▶ **Fragmento**
__________

La ciudad, la igualdad y el desorden de la democracia

Juan Manuel Ledesma
[email protected]

Sócrates: Ciertos sabios, Calicles, dicen que el cielo, la tierra, los dioses y los hombres forman, juntos, una comunidad por medio de la amistad, el amor del orden, de la templanza y el sentido de la justicia. Por esta razón, querido mío, a este todo lo llaman Kosmos u orden del mundo y no desorden y desenfreno. Me parece que tú no fijas la atención en estas cosas, aunque eres sabio. No adviertes que la igualdad geométrica es todopoderosa entre los dioses y entre los hombres; piensas, por el contrario, que es preciso aspirar a tener más que los demás, porque descuidas la geometría.

__________

▶ **Requisitos**
1. Según el fragmento, ¿qué nombre dan ciertos sabios al todo que forman el cielo, la tierra, los dioses y los hombres?
2. Transcribe la parte del fragmento comprendida entre "Juan Manuel Ledesma" y "descuidas la geometría.", ambos incluidos.

▶ **Filas del conjunto**
__________

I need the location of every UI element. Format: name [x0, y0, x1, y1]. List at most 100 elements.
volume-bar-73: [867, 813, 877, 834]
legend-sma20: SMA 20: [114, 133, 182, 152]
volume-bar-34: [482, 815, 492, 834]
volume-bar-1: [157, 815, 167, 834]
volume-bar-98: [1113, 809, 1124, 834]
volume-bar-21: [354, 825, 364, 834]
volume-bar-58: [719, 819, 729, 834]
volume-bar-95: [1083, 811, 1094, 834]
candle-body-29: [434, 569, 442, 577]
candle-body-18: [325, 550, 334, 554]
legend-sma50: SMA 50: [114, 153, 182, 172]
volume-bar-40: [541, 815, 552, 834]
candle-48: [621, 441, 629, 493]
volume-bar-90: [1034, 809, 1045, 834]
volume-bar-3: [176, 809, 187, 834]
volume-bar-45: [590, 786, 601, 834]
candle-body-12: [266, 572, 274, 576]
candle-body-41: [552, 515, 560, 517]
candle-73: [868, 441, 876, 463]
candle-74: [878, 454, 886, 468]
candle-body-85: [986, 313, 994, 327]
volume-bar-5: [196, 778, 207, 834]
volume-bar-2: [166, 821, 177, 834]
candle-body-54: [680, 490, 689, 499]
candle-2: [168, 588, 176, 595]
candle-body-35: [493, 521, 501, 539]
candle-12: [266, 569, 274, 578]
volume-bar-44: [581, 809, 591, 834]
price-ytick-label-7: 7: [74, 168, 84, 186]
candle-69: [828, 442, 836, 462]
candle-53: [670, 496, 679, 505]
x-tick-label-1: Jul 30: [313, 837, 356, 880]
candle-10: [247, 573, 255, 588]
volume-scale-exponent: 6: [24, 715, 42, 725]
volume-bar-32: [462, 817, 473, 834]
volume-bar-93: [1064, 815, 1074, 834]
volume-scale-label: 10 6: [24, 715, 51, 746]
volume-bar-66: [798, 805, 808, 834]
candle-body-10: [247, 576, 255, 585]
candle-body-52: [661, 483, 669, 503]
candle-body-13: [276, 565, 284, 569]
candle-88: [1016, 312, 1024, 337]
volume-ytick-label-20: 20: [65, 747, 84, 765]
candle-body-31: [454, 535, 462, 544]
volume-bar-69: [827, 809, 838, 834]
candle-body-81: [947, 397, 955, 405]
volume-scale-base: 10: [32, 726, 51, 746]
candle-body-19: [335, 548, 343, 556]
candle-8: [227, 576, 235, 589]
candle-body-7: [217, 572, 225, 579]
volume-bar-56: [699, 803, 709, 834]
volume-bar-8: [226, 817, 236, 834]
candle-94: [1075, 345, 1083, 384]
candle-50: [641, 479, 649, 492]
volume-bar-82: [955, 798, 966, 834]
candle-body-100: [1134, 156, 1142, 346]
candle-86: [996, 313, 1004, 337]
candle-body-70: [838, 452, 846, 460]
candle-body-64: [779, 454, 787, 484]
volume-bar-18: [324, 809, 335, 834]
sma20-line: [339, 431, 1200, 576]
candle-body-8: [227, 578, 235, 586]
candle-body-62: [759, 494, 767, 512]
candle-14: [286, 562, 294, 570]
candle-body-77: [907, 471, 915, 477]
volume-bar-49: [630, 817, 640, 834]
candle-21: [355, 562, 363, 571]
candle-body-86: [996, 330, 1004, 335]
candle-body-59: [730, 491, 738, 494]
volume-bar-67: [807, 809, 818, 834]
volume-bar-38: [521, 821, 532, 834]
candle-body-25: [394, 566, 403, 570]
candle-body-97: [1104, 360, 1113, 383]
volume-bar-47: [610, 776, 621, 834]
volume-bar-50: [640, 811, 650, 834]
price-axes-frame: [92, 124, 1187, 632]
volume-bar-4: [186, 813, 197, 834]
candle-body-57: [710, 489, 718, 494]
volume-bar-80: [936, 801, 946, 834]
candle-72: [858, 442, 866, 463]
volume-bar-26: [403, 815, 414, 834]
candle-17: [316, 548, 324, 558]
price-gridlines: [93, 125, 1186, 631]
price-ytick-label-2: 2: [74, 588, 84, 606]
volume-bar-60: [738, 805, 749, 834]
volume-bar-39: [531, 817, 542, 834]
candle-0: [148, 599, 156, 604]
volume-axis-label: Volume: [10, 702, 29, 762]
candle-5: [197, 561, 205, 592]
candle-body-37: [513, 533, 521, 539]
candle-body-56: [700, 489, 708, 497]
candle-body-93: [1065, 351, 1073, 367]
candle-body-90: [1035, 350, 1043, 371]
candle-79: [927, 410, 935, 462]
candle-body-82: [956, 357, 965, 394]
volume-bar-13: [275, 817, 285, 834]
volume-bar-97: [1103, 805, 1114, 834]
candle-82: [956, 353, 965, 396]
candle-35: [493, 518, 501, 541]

__________

▶ **Respuestas por tarea**
1. Kosmos u orden del mundo.

2.
Juan Manuel Ledesma
[email protected]

Sócrates: Ciertos sabios, Calicles, dicen que el cielo, la tierra, los dioses y los hombres forman, juntos, una comunidad por medio de la amistad, el amor del orden, de la templanza y el sentido de la justicia. Por esta razón, querido mío, a este todo lo llaman Kosmos u orden del mundo y no desorden y desenfreno. Me parece que tú no fijas la atención en estas cosas, aunque eres sabio. No adviertes que la igualdad geométrica es todopoderosa entre los dioses y entre los hombres; piensas, por el contrario, que es preciso aspirar a tener más que los demás, porque descuidas la geometría.